> Stated problem: Pictures do not belong in the copy, so please give every entry below again exactly.
— BEGIN Data shown —
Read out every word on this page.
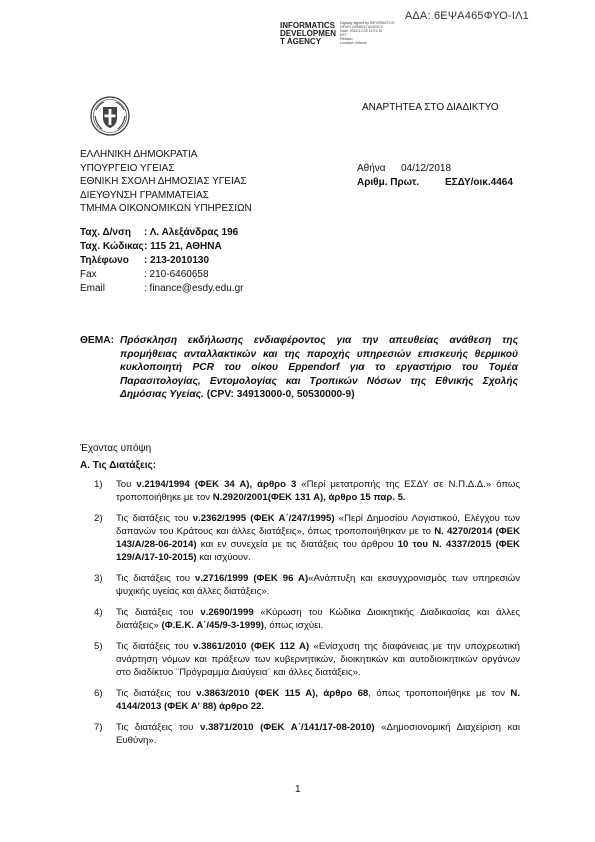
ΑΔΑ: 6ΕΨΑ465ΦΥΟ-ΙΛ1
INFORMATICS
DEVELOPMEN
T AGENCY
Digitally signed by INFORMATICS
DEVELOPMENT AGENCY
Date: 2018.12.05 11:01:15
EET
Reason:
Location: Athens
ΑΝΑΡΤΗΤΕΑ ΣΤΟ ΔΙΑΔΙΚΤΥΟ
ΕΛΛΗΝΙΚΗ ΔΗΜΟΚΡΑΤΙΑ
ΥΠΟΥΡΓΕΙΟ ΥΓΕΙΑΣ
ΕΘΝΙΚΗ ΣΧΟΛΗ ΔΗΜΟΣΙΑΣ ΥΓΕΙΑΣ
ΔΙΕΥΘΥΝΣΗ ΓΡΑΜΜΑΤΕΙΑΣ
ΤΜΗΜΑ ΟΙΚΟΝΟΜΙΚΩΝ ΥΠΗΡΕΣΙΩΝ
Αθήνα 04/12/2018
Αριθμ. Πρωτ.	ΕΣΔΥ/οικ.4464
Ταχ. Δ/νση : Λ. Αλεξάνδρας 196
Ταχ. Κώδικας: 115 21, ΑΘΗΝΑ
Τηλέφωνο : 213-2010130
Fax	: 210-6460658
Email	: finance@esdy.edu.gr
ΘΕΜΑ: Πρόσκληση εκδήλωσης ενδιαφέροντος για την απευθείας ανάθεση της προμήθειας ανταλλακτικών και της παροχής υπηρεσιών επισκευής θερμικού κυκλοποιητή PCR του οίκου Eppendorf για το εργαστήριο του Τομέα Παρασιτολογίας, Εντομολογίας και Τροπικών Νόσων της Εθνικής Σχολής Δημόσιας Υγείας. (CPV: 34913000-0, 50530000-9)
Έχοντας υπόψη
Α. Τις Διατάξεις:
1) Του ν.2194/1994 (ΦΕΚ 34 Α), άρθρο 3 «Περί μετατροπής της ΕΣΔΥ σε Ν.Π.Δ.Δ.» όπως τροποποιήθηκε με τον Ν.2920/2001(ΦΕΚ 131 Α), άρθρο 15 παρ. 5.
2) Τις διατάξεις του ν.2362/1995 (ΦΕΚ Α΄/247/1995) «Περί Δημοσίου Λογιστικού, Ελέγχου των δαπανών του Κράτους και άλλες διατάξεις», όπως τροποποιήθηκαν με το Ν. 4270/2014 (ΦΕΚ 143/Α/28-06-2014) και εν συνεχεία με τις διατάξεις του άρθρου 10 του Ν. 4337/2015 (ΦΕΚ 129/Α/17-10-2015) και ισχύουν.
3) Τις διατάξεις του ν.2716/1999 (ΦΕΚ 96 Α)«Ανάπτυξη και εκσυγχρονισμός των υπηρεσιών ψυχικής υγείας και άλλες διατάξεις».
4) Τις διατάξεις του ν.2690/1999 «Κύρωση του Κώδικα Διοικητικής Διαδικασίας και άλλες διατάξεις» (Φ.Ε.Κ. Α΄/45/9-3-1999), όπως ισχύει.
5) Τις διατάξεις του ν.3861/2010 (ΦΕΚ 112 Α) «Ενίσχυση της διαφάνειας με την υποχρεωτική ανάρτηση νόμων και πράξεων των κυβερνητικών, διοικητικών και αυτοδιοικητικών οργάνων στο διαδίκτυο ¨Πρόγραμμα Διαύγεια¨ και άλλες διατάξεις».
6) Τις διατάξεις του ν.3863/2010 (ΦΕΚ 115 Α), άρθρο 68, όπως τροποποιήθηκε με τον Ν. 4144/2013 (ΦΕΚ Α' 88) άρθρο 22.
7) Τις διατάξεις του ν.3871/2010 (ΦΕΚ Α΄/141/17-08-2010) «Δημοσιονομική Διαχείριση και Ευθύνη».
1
— END Data shown —
> Worked solution:
Read out every word on this page.
ΑΔΑ: 6ΕΨΑ465ΦΥΟ-ΙΛ1
INFORMATICS
DEVELOPMEN
T AGENCY
Digitally signed by INFORMATICS
DEVELOPMENT AGENCY
Date: 2018.12.05 11:01:15
EET
Reason:
Location: Athens
ΑΝΑΡΤΗΤΕΑ ΣΤΟ ΔΙΑΔΙΚΤΥΟ
ΕΛΛΗΝΙΚΗ ΔΗΜΟΚΡΑΤΙΑ
ΥΠΟΥΡΓΕΙΟ ΥΓΕΙΑΣ
ΕΘΝΙΚΗ ΣΧΟΛΗ ΔΗΜΟΣΙΑΣ ΥΓΕΙΑΣ
ΔΙΕΥΘΥΝΣΗ ΓΡΑΜΜΑΤΕΙΑΣ
ΤΜΗΜΑ ΟΙΚΟΝΟΜΙΚΩΝ ΥΠΗΡΕΣΙΩΝ
Αθήνα 04/12/2018
Αριθμ. Πρωτ.	ΕΣΔΥ/οικ.4464
Ταχ. Δ/νση : Λ. Αλεξάνδρας 196
Ταχ. Κώδικας: 115 21, ΑΘΗΝΑ
Τηλέφωνο : 213-2010130
Fax	: 210-6460658
Email	: finance@esdy.edu.gr
ΘΕΜΑ: Πρόσκληση εκδήλωσης ενδιαφέροντος για την απευθείας ανάθεση της προμήθειας ανταλλακτικών και της παροχής υπηρεσιών επισκευής θερμικού κυκλοποιητή PCR του οίκου Eppendorf για το εργαστήριο του Τομέα Παρασιτολογίας, Εντομολογίας και Τροπικών Νόσων της Εθνικής Σχολής Δημόσιας Υγείας. (CPV: 34913000-0, 50530000-9)
Έχοντας υπόψη
Α. Τις Διατάξεις:
1) Του ν.2194/1994 (ΦΕΚ 34 Α), άρθρο 3 «Περί μετατροπής της ΕΣΔΥ σε Ν.Π.Δ.Δ.» όπως τροποποιήθηκε με τον Ν.2920/2001(ΦΕΚ 131 Α), άρθρο 15 παρ. 5.
2) Τις διατάξεις του ν.2362/1995 (ΦΕΚ Α΄/247/1995) «Περί Δημοσίου Λογιστικού, Ελέγχου των δαπανών του Κράτους και άλλες διατάξεις», όπως τροποποιήθηκαν με το Ν. 4270/2014 (ΦΕΚ 143/Α/28-06-2014) και εν συνεχεία με τις διατάξεις του άρθρου 10 του Ν. 4337/2015 (ΦΕΚ 129/Α/17-10-2015) και ισχύουν.
3) Τις διατάξεις του ν.2716/1999 (ΦΕΚ 96 Α)«Ανάπτυξη και εκσυγχρονισμός των υπηρεσιών ψυχικής υγείας και άλλες διατάξεις».
4) Τις διατάξεις του ν.2690/1999 «Κύρωση του Κώδικα Διοικητικής Διαδικασίας και άλλες διατάξεις» (Φ.Ε.Κ. Α΄/45/9-3-1999), όπως ισχύει.
5) Τις διατάξεις του ν.3861/2010 (ΦΕΚ 112 Α) «Ενίσχυση της διαφάνειας με την υποχρεωτική ανάρτηση νόμων και πράξεων των κυβερνητικών, διοικητικών και αυτοδιοικητικών οργάνων στο διαδίκτυο ¨Πρόγραμμα Διαύγεια¨ και άλλες διατάξεις».
6) Τις διατάξεις του ν.3863/2010 (ΦΕΚ 115 Α), άρθρο 68, όπως τροποποιήθηκε με τον Ν. 4144/2013 (ΦΕΚ Α' 88) άρθρο 22.
7) Τις διατάξεις του ν.3871/2010 (ΦΕΚ Α΄/141/17-08-2010) «Δημοσιονομική Διαχείριση και Ευθύνη».
1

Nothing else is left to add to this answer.